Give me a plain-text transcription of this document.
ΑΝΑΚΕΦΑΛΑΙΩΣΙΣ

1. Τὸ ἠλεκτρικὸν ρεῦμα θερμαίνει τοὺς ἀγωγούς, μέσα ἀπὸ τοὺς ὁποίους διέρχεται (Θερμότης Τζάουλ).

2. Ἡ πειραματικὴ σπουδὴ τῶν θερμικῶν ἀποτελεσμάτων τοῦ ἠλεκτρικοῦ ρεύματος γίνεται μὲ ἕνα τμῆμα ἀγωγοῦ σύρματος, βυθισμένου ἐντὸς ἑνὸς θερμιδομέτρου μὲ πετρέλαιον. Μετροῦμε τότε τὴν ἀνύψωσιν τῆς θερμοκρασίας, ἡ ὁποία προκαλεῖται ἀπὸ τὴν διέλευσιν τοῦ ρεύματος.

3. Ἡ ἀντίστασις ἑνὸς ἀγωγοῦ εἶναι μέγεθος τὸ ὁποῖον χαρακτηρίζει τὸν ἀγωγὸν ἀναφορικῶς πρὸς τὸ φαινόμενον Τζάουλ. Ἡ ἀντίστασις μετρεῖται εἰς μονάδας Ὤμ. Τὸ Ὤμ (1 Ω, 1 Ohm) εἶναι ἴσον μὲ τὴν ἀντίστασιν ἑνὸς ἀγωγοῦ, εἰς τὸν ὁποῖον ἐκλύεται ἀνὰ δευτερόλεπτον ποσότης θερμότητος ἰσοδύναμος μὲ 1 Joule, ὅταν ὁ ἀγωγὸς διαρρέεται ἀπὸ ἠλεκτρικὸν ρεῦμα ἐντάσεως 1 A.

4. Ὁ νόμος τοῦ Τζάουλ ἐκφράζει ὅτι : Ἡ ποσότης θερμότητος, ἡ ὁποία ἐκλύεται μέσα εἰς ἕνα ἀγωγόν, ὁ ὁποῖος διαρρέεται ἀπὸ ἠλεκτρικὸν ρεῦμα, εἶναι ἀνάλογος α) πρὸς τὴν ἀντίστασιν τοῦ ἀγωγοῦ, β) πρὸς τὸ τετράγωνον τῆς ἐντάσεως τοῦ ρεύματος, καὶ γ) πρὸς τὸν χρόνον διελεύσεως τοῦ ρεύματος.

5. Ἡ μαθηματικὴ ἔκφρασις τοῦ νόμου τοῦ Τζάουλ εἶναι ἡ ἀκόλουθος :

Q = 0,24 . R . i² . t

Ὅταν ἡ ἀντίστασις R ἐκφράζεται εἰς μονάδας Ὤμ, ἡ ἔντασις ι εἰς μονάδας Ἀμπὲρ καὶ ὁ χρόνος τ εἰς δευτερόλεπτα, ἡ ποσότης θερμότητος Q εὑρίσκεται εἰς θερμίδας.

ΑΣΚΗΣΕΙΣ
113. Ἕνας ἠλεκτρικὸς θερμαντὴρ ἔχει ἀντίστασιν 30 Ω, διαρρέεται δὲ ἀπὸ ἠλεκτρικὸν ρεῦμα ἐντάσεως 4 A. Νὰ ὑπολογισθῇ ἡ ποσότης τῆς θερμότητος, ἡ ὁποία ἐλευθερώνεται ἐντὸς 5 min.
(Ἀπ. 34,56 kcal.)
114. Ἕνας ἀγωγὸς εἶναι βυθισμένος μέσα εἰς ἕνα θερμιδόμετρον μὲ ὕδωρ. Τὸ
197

################

_EXERCISE OBJECTIVE_: Print out the whole listing exactly as it appears.

_RESULT OF THIS EXERCISE_:
Give me a plain-text transcription of this document.
ΑΝΑΚΕΦΑΛΑΙΩΣΙΣ

1. Τὸ ἠλεκτρικὸν ρεῦμα θερμαίνει τοὺς ἀγωγούς, μέσα ἀπὸ τοὺς ὁποίους διέρχεται (Θερμότης Τζάουλ).

2. Ἡ πειραματικὴ σπουδὴ τῶν θερμικῶν ἀποτελεσμάτων τοῦ ἠλεκτρικοῦ ρεύματος γίνεται μὲ ἕνα τμῆμα ἀγωγοῦ σύρματος, βυθισμένου ἐντὸς ἑνὸς θερμιδομέτρου μὲ πετρέλαιον. Μετροῦμε τότε τὴν ἀνύψωσιν τῆς θερμοκρασίας, ἡ ὁποία προκαλεῖται ἀπὸ τὴν διέλευσιν τοῦ ρεύματος.

3. Ἡ ἀντίστασις ἑνὸς ἀγωγοῦ εἶναι μέγεθος τὸ ὁποῖον χαρακτηρίζει τὸν ἀγωγὸν ἀναφορικῶς πρὸς τὸ φαινόμενον Τζάουλ. Ἡ ἀντίστασις μετρεῖται εἰς μονάδας Ὤμ. Τὸ Ὤμ (1 Ω, 1 Ohm) εἶναι ἴσον μὲ τὴν ἀντίστασιν ἑνὸς ἀγωγοῦ, εἰς τὸν ὁποῖον ἐκλύεται ἀνὰ δευτερόλεπτον ποσότης θερμότητος ἰσοδύναμος μὲ 1 Joule, ὅταν ὁ ἀγωγὸς διαρρέεται ἀπὸ ἠλεκτρικὸν ρεῦμα ἐντάσεως 1 A.

4. Ὁ νόμος τοῦ Τζάουλ ἐκφράζει ὅτι : Ἡ ποσότης θερμότητος, ἡ ὁποία ἐκλύεται μέσα εἰς ἕνα ἀγωγόν, ὁ ὁποῖος διαρρέεται ἀπὸ ἠλεκτρικὸν ρεῦμα, εἶναι ἀνάλογος α) πρὸς τὴν ἀντίστασιν τοῦ ἀγωγοῦ, β) πρὸς τὸ τετράγωνον τῆς ἐντάσεως τοῦ ρεύματος, καὶ γ) πρὸς τὸν χρόνον διελεύσεως τοῦ ρεύματος.

5. Ἡ μαθηματικὴ ἔκφρασις τοῦ νόμου τοῦ Τζάουλ εἶναι ἡ ἀκόλουθος :

Q = 0,24 . R . i² . t

Ὅταν ἡ ἀντίστασις R ἐκφράζεται εἰς μονάδας Ὤμ, ἡ ἔντασις ι εἰς μονάδας Ἀμπὲρ καὶ ὁ χρόνος τ εἰς δευτερόλεπτα, ἡ ποσότης θερμότητος Q εὑρίσκεται εἰς θερμίδας.

ΑΣΚΗΣΕΙΣ
113. Ἕνας ἠλεκτρικὸς θερμαντὴρ ἔχει ἀντίστασιν 30 Ω, διαρρέεται δὲ ἀπὸ ἠλεκτρικὸν ρεῦμα ἐντάσεως 4 A. Νὰ ὑπολογισθῇ ἡ ποσότης τῆς θερμότητος, ἡ ὁποία ἐλευθερώνεται ἐντὸς 5 min.
(Ἀπ. 34,56 kcal.)
114. Ἕνας ἀγωγὸς εἶναι βυθισμένος μέσα εἰς ἕνα θερμιδόμετρον μὲ ὕδωρ. Τὸ
197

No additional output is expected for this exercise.